--- start of Records ---
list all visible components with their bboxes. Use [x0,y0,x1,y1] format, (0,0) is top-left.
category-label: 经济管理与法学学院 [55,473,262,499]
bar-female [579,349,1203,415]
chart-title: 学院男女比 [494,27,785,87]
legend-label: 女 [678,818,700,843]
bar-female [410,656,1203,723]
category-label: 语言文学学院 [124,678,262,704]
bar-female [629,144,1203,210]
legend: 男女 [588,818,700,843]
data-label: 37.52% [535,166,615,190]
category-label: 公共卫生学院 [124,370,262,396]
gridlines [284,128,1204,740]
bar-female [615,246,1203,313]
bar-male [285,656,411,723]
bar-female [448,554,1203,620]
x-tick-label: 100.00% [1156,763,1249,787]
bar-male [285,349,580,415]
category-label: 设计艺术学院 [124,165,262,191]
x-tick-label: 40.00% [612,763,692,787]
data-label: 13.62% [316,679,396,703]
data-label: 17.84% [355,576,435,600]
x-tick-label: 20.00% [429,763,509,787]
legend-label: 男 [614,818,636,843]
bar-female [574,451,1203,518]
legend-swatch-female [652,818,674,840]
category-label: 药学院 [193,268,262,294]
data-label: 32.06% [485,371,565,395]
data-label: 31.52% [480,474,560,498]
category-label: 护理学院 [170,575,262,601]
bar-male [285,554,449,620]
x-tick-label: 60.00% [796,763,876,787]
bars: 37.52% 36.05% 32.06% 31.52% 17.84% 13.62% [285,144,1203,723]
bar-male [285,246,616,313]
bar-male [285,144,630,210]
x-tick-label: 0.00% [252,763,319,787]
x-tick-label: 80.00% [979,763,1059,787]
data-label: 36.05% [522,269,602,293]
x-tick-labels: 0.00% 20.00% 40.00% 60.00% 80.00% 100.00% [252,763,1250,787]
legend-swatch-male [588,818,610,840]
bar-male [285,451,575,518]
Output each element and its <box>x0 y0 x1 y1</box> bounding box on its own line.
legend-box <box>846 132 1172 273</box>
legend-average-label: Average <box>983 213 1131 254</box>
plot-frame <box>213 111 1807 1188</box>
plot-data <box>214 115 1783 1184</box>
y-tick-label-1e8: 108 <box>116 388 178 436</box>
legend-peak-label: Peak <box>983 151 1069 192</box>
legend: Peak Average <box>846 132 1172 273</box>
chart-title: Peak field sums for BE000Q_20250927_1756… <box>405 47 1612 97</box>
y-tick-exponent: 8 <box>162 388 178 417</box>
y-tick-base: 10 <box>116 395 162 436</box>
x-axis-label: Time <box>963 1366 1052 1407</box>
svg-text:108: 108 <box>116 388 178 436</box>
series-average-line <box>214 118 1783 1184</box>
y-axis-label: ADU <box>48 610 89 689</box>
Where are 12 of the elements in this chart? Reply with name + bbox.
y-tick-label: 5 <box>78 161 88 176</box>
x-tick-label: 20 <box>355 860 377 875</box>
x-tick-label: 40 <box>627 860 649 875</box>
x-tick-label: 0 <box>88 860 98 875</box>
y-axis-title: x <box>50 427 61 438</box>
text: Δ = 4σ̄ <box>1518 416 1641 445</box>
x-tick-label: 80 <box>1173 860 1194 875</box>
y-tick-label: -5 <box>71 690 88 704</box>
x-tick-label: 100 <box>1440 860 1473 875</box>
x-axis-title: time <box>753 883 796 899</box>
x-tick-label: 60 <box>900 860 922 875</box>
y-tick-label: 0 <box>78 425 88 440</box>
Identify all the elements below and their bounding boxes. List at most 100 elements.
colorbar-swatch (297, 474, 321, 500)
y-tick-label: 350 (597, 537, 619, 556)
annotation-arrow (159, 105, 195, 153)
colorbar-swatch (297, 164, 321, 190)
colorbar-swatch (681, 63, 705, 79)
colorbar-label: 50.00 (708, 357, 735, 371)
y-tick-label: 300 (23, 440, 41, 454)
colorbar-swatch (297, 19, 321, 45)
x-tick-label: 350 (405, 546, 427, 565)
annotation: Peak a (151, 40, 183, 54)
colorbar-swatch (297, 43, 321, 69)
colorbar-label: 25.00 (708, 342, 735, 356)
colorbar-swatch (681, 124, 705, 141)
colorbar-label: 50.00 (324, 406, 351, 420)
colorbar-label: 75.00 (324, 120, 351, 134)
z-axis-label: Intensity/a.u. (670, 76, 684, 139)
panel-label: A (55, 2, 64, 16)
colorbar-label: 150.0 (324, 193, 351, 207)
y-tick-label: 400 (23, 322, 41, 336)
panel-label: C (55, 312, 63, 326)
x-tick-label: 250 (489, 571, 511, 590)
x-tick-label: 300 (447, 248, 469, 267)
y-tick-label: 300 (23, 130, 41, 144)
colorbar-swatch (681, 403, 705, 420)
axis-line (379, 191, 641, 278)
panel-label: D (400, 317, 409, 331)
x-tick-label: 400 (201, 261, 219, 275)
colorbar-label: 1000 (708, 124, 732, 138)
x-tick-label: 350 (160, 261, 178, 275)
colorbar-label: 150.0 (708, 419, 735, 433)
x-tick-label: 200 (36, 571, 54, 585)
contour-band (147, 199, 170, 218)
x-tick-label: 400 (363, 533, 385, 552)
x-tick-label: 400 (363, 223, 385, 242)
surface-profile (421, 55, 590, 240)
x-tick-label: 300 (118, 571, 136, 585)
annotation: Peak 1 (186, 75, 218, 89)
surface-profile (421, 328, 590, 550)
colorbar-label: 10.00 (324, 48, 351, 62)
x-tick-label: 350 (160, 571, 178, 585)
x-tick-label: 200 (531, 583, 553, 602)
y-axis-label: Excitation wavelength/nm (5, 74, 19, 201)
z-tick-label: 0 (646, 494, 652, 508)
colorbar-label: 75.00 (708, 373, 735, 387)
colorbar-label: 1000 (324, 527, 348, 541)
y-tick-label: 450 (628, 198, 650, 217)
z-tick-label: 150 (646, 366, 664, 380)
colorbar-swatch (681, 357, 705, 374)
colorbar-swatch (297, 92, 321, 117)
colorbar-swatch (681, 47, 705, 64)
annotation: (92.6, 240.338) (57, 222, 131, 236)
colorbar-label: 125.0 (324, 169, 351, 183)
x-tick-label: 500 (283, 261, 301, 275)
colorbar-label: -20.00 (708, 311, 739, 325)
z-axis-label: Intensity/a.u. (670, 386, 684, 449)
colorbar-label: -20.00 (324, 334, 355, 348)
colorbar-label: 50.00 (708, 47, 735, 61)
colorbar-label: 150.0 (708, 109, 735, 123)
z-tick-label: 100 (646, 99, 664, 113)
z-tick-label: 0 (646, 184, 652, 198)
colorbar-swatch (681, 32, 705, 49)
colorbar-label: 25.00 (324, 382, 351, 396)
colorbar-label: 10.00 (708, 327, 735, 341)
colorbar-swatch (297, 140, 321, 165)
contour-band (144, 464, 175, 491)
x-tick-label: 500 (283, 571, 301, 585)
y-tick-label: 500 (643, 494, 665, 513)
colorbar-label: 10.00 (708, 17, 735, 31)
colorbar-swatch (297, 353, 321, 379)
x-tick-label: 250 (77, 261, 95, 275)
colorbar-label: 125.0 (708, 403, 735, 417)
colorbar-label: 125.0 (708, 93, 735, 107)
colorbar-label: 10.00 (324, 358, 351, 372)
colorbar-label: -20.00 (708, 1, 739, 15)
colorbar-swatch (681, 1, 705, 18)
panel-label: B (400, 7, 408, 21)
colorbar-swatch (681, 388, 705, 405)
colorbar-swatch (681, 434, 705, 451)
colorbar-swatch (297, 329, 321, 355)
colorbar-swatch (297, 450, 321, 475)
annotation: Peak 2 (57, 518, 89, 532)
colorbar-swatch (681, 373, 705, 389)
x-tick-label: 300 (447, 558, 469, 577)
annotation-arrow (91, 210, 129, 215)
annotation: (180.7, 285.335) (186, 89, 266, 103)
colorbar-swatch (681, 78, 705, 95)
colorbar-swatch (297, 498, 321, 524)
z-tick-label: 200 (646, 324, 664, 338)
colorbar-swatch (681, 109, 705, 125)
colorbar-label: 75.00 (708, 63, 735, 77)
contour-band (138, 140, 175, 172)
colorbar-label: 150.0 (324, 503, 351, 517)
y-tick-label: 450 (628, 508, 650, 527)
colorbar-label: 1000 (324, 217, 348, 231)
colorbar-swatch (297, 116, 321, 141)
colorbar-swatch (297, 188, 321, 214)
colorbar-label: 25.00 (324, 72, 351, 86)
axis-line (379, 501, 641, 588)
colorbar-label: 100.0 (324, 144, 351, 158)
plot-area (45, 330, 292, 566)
--- end of Records ---
- **Challenge**
Copy out the data from the beginning through the line containing "bar-male [285,451,575,518]", both ends included, word for word.

- **The answer**
list all visible components with their bboxes. Use [x0,y0,x1,y1] format, (0,0) is top-left.
category-label: 经济管理与法学学院 [55,473,262,499]
bar-female [579,349,1203,415]
chart-title: 学院男女比 [494,27,785,87]
legend-label: 女 [678,818,700,843]
bar-female [410,656,1203,723]
category-label: 语言文学学院 [124,678,262,704]
bar-female [629,144,1203,210]
legend: 男女 [588,818,700,843]
data-label: 37.52% [535,166,615,190]
category-label: 公共卫生学院 [124,370,262,396]
gridlines [284,128,1204,740]
bar-female [615,246,1203,313]
bar-male [285,656,411,723]
bar-female [448,554,1203,620]
x-tick-label: 100.00% [1156,763,1249,787]
bar-male [285,349,580,415]
category-label: 设计艺术学院 [124,165,262,191]
x-tick-label: 40.00% [612,763,692,787]
data-label: 13.62% [316,679,396,703]
data-label: 17.84% [355,576,435,600]
x-tick-label: 20.00% [429,763,509,787]
legend-label: 男 [614,818,636,843]
bar-female [574,451,1203,518]
legend-swatch-female [652,818,674,840]
category-label: 药学院 [193,268,262,294]
data-label: 32.06% [485,371,565,395]
data-label: 31.52% [480,474,560,498]
category-label: 护理学院 [170,575,262,601]
bar-male [285,554,449,620]
x-tick-label: 60.00% [796,763,876,787]
bars: 37.52% 36.05% 32.06% 31.52% 17.84% 13.62% [285,144,1203,723]
bar-male [285,246,616,313]
bar-male [285,144,630,210]
x-tick-label: 0.00% [252,763,319,787]
x-tick-label: 80.00% [979,763,1059,787]
data-label: 36.05% [522,269,602,293]
x-tick-labels: 0.00% 20.00% 40.00% 60.00% 80.00% 100.00% [252,763,1250,787]
legend-swatch-male [588,818,610,840]
bar-male [285,451,575,518]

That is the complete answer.